§ **EXERCISE REQUIREMENTS**
Rewrite the following lines as a JSON list of strings, one string per line and blank lines omitted, beginning at the line that contains "clasp-rivet: [782, 596, 786, 600]" and stopping after the line that contains "checker-piece-light: ⛂: [416, 441, 457, 490]".

________________

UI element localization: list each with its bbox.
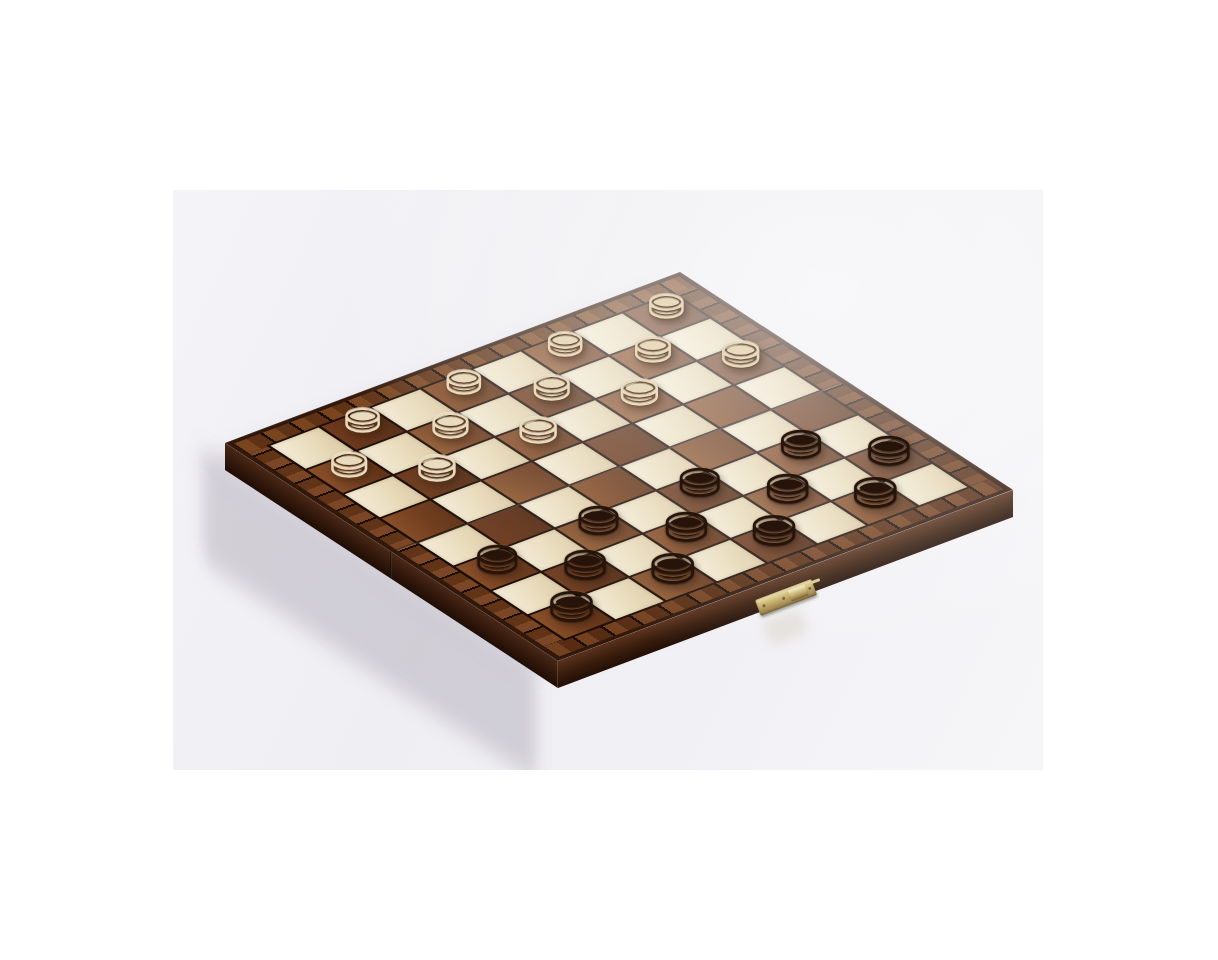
clasp-rivet: [782, 596, 786, 600]
product-photo-canvas: ⛂⛂⛂⛂⛂⛂⛂⛂⛂⛂⛂⛂⛂⛂⛂⛂⛂⛂⛂⛂⛂⛂⛂⛂: [0, 0, 1218, 960]
checker-piece-dark: ⛂: [649, 537, 696, 593]
clasp-slide: [788, 585, 808, 601]
checker-piece-light: ⛂: [517, 403, 558, 452]
checker-piece-dark: ⛂: [548, 575, 595, 631]
clasp-rivet: [762, 604, 766, 608]
checker-piece-light: ⛂: [720, 327, 761, 376]
checker-piece-light: ⛂: [619, 365, 660, 414]
checker-piece-dark: ⛂: [475, 530, 519, 583]
checker-piece-light: ⛂: [416, 441, 457, 490]
clasp-floor-reflection: [762, 608, 808, 646]
clasp-rivet: [808, 587, 812, 591]
checker-piece-light: ⛂: [329, 437, 369, 485]
box-fold-seam-side: [390, 551, 392, 579]
checker-piece-dark: ⛂: [750, 499, 797, 555]
checker-piece-dark: ⛂: [852, 461, 899, 517]
photo-backdrop: ⛂⛂⛂⛂⛂⛂⛂⛂⛂⛂⛂⛂⛂⛂⛂⛂⛂⛂⛂⛂⛂⛂⛂⛂: [173, 190, 1043, 770]
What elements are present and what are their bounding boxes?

________________

§ **RESPONSE**
[
  "clasp-rivet: [782, 596, 786, 600]",
  "product-photo-canvas: ⛂⛂⛂⛂⛂⛂⛂⛂⛂⛂⛂⛂⛂⛂⛂⛂⛂⛂⛂⛂⛂⛂⛂⛂: [0, 0, 1218, 960]",
  "checker-piece-dark: ⛂: [649, 537, 696, 593]",
  "clasp-slide: [788, 585, 808, 601]",
  "checker-piece-light: ⛂: [517, 403, 558, 452]",
  "checker-piece-dark: ⛂: [548, 575, 595, 631]",
  "clasp-rivet: [762, 604, 766, 608]",
  "checker-piece-light: ⛂: [720, 327, 761, 376]",
  "checker-piece-light: ⛂: [619, 365, 660, 414]",
  "checker-piece-dark: ⛂: [475, 530, 519, 583]",
  "checker-piece-light: ⛂: [416, 441, 457, 490]"
]